Problem
Your task is to transcribe the data in full.

========================================

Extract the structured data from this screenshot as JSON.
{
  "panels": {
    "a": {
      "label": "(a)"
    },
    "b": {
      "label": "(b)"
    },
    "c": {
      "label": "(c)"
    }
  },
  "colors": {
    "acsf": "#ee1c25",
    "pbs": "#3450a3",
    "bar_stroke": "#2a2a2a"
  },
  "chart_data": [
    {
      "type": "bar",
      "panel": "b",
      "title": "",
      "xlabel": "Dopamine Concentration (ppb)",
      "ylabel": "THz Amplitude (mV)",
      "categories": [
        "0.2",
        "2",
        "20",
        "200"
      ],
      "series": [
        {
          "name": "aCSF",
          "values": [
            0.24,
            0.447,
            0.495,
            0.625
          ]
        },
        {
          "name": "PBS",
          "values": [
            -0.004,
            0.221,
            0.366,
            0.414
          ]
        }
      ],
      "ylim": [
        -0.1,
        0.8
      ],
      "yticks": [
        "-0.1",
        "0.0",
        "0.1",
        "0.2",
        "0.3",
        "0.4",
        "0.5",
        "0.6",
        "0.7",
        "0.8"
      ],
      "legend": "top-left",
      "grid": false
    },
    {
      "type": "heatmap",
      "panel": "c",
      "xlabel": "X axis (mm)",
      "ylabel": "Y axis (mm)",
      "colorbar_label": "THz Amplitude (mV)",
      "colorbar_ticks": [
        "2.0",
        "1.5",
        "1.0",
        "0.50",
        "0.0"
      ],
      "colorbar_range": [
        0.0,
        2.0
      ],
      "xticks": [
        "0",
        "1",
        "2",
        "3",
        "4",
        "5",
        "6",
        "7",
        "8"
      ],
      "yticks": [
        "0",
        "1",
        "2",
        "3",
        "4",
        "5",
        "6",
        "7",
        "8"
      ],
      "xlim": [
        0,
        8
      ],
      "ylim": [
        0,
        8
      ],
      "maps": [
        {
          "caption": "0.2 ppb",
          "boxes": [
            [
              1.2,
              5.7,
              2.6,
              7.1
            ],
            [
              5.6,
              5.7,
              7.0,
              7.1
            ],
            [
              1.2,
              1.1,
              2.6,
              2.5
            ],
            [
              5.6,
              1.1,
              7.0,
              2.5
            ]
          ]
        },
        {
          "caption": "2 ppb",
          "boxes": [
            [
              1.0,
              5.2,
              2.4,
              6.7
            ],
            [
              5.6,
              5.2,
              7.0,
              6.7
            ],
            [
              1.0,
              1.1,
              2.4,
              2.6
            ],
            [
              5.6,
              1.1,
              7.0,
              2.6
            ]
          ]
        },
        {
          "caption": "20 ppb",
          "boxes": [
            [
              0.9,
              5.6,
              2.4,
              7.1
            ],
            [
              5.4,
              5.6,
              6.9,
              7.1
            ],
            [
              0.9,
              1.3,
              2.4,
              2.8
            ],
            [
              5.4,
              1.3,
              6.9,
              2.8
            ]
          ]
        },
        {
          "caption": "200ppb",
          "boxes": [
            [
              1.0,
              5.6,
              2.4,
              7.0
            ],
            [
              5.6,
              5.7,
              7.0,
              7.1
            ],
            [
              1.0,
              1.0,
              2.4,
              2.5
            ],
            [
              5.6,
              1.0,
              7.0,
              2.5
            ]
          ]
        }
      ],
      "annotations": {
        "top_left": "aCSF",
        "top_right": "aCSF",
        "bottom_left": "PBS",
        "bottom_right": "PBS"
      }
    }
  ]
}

========================================

Answer to this exercise
Extract the structured data from this screenshot as JSON.
{
  "panels": {
    "a": {
      "label": "(a)"
    },
    "b": {
      "label": "(b)"
    },
    "c": {
      "label": "(c)"
    }
  },
  "colors": {
    "acsf": "#ee1c25",
    "pbs": "#3450a3",
    "bar_stroke": "#2a2a2a"
  },
  "chart_data": [
    {
      "type": "bar",
      "panel": "b",
      "title": "",
      "xlabel": "Dopamine Concentration (ppb)",
      "ylabel": "THz Amplitude (mV)",
      "categories": [
        "0.2",
        "2",
        "20",
        "200"
      ],
      "series": [
        {
          "name": "aCSF",
          "values": [
            0.24,
            0.447,
            0.495,
            0.625
          ]
        },
        {
          "name": "PBS",
          "values": [
            -0.004,
            0.221,
            0.366,
            0.414
          ]
        }
      ],
      "ylim": [
        -0.1,
        0.8
      ],
      "yticks": [
        "-0.1",
        "0.0",
        "0.1",
        "0.2",
        "0.3",
        "0.4",
        "0.5",
        "0.6",
        "0.7",
        "0.8"
      ],
      "legend": "top-left",
      "grid": false
    },
    {
      "type": "heatmap",
      "panel": "c",
      "xlabel": "X axis (mm)",
      "ylabel": "Y axis (mm)",
      "colorbar_label": "THz Amplitude (mV)",
      "colorbar_ticks": [
        "2.0",
        "1.5",
        "1.0",
        "0.50",
        "0.0"
      ],
      "colorbar_range": [
        0.0,
        2.0
      ],
      "xticks": [
        "0",
        "1",
        "2",
        "3",
        "4",
        "5",
        "6",
        "7",
        "8"
      ],
      "yticks": [
        "0",
        "1",
        "2",
        "3",
        "4",
        "5",
        "6",
        "7",
        "8"
      ],
      "xlim": [
        0,
        8
      ],
      "ylim": [
        0,
        8
      ],
      "maps": [
        {
          "caption": "0.2 ppb",
          "boxes": [
            [
              1.2,
              5.7,
              2.6,
              7.1
            ],
            [
              5.6,
              5.7,
              7.0,
              7.1
            ],
            [
              1.2,
              1.1,
              2.6,
              2.5
            ],
            [
              5.6,
              1.1,
              7.0,
              2.5
            ]
          ]
        },
        {
          "caption": "2 ppb",
          "boxes": [
            [
              1.0,
              5.2,
              2.4,
              6.7
            ],
            [
              5.6,
              5.2,
              7.0,
              6.7
            ],
            [
              1.0,
              1.1,
              2.4,
              2.6
            ],
            [
              5.6,
              1.1,
              7.0,
              2.6
            ]
          ]
        },
        {
          "caption": "20 ppb",
          "boxes": [
            [
              0.9,
              5.6,
              2.4,
              7.1
            ],
            [
              5.4,
              5.6,
              6.9,
              7.1
            ],
            [
              0.9,
              1.3,
              2.4,
              2.8
            ],
            [
              5.4,
              1.3,
              6.9,
              2.8
            ]
          ]
        },
        {
          "caption": "200ppb",
          "boxes": [
            [
              1.0,
              5.6,
              2.4,
              7.0
            ],
            [
              5.6,
              5.7,
              7.0,
              7.1
            ],
            [
              1.0,
              1.0,
              2.4,
              2.5
            ],
            [
              5.6,
              1.0,
              7.0,
              2.5
            ]
          ]
        }
      ],
      "annotations": {
        "top_left": "aCSF",
        "top_right": "aCSF",
        "bottom_left": "PBS",
        "bottom_right": "PBS"
      }
    }
  ]
}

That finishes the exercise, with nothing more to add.